>> Begin INPUT ROWS

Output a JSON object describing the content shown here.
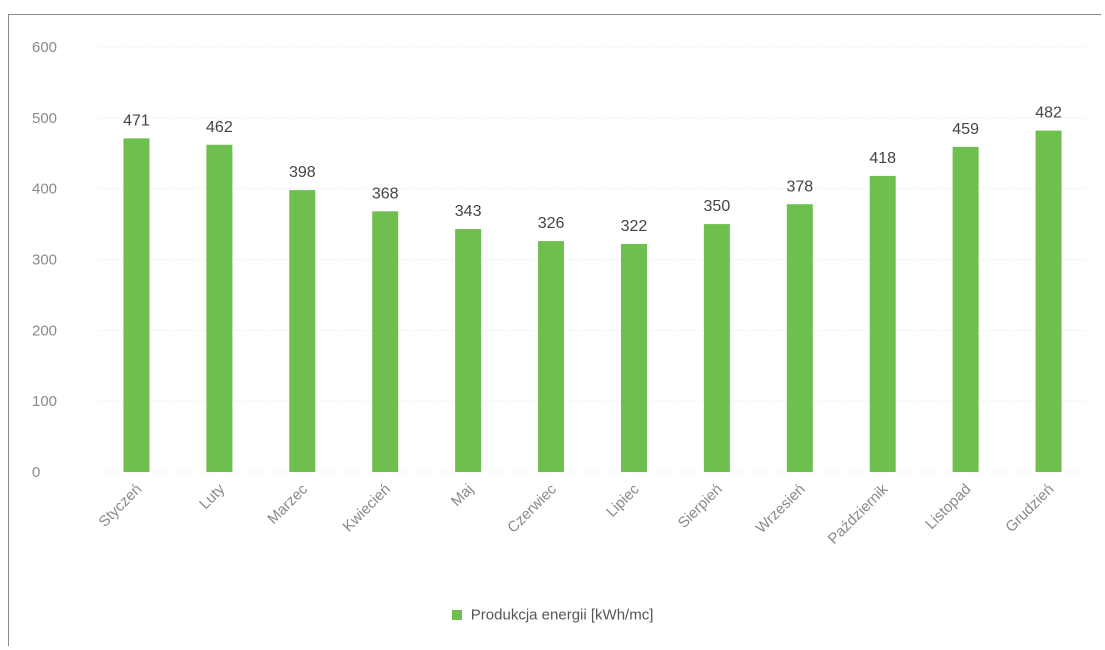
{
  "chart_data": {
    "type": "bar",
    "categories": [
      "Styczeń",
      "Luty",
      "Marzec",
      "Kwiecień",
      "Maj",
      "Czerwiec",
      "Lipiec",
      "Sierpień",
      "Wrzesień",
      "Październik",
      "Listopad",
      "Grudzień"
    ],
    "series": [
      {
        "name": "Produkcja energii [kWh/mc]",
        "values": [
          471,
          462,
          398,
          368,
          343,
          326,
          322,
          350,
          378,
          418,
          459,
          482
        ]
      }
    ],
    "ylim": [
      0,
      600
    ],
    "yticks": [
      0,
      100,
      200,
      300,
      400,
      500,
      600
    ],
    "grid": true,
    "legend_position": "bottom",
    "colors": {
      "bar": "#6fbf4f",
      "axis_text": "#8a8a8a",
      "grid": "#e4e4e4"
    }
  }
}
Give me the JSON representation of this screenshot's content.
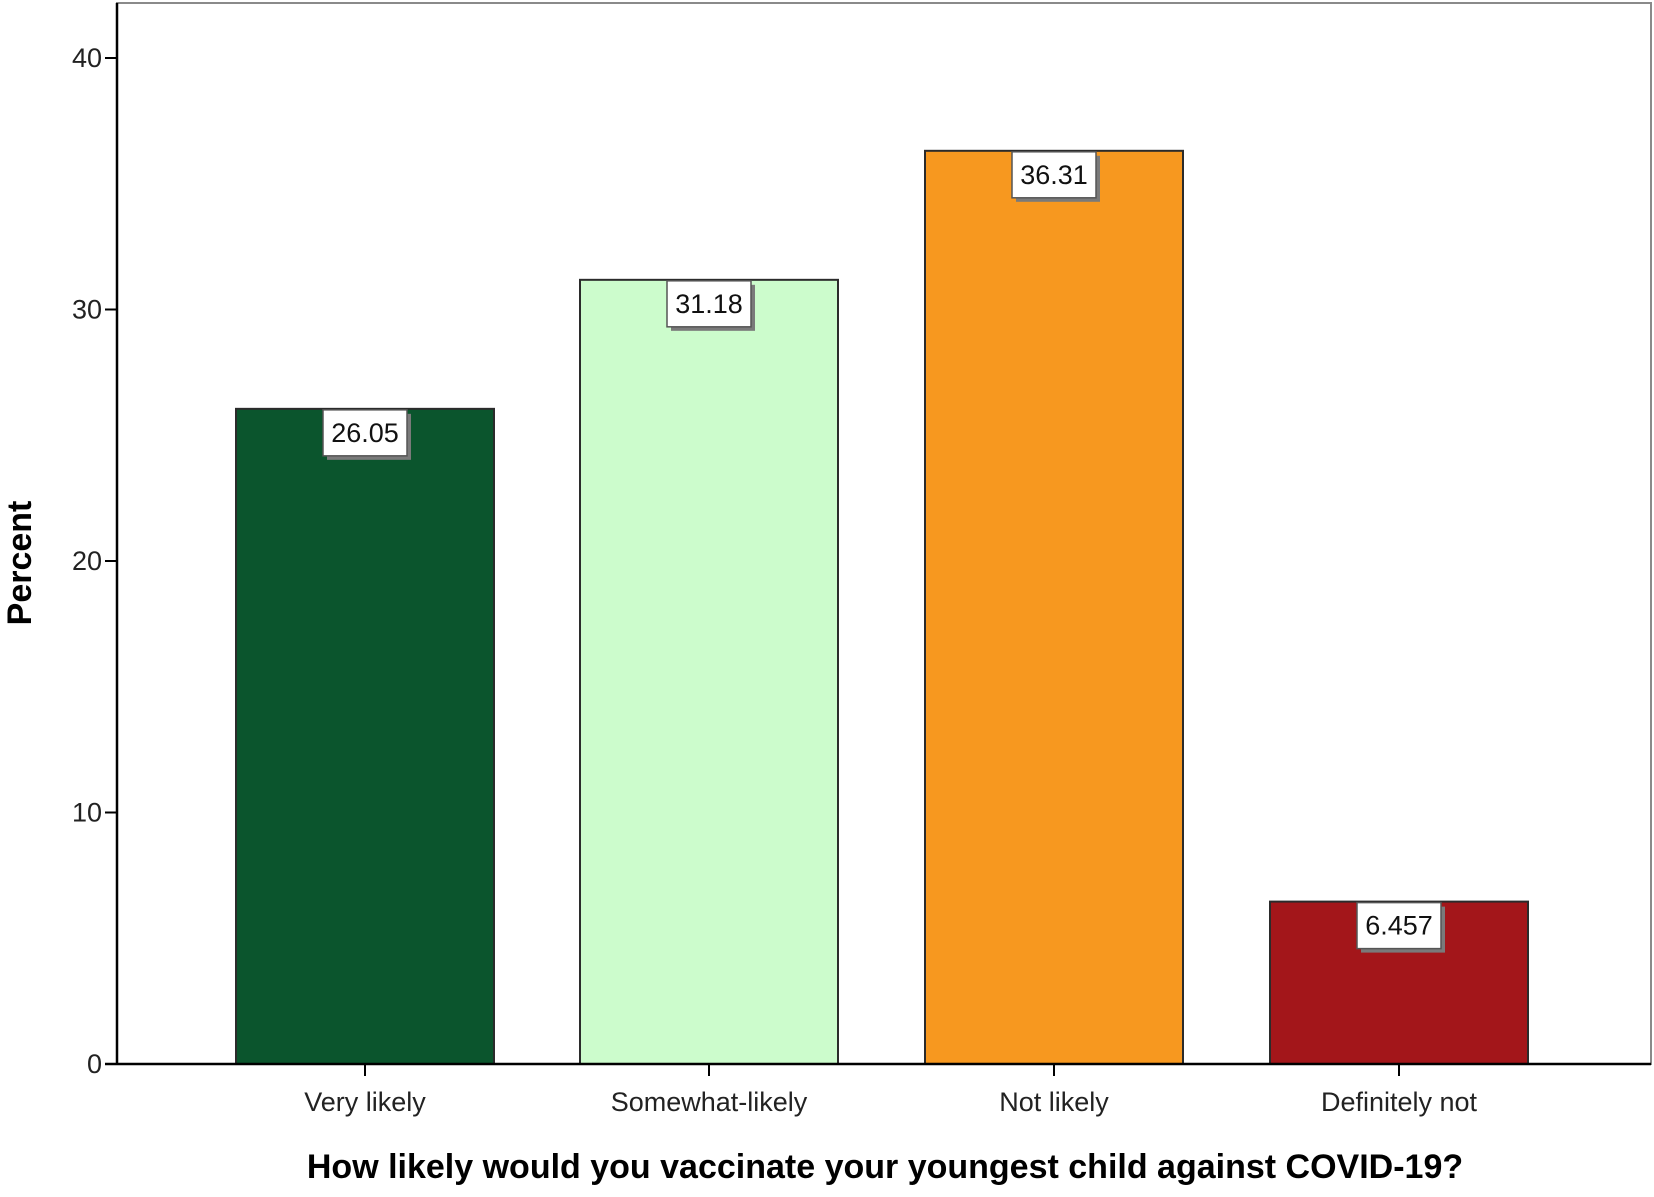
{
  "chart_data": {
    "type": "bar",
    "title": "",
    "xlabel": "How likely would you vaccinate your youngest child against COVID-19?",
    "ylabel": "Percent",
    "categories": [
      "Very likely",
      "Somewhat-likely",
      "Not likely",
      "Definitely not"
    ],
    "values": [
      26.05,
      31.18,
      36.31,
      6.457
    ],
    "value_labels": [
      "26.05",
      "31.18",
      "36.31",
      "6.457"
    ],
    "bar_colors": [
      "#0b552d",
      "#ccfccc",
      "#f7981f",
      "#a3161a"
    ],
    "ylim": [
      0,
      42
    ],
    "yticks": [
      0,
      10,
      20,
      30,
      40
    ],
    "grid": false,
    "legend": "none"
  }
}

>> End INPUT ROWS

§ GOAL OF THE EXERCISE
Transcribe the whole listing exactly. Pictures are excluded.

§ CORRECT ANSWER
Output a JSON object describing the content shown here.
{
  "chart_data": {
    "type": "bar",
    "categories": [
      "Styczeń",
      "Luty",
      "Marzec",
      "Kwiecień",
      "Maj",
      "Czerwiec",
      "Lipiec",
      "Sierpień",
      "Wrzesień",
      "Październik",
      "Listopad",
      "Grudzień"
    ],
    "series": [
      {
        "name": "Produkcja energii [kWh/mc]",
        "values": [
          471,
          462,
          398,
          368,
          343,
          326,
          322,
          350,
          378,
          418,
          459,
          482
        ]
      }
    ],
    "ylim": [
      0,
      600
    ],
    "yticks": [
      0,
      100,
      200,
      300,
      400,
      500,
      600
    ],
    "grid": true,
    "legend_position": "bottom",
    "colors": {
      "bar": "#6fbf4f",
      "axis_text": "#8a8a8a",
      "grid": "#e4e4e4"
    }
  }
}
Give me the JSON representation of this screenshot's content.
{
  "chart_data": {
    "type": "bar",
    "title": "",
    "xlabel": "How likely would you vaccinate your youngest child against COVID-19?",
    "ylabel": "Percent",
    "categories": [
      "Very likely",
      "Somewhat-likely",
      "Not likely",
      "Definitely not"
    ],
    "values": [
      26.05,
      31.18,
      36.31,
      6.457
    ],
    "value_labels": [
      "26.05",
      "31.18",
      "36.31",
      "6.457"
    ],
    "bar_colors": [
      "#0b552d",
      "#ccfccc",
      "#f7981f",
      "#a3161a"
    ],
    "ylim": [
      0,
      42
    ],
    "yticks": [
      0,
      10,
      20,
      30,
      40
    ],
    "grid": false,
    "legend": "none"
  }
}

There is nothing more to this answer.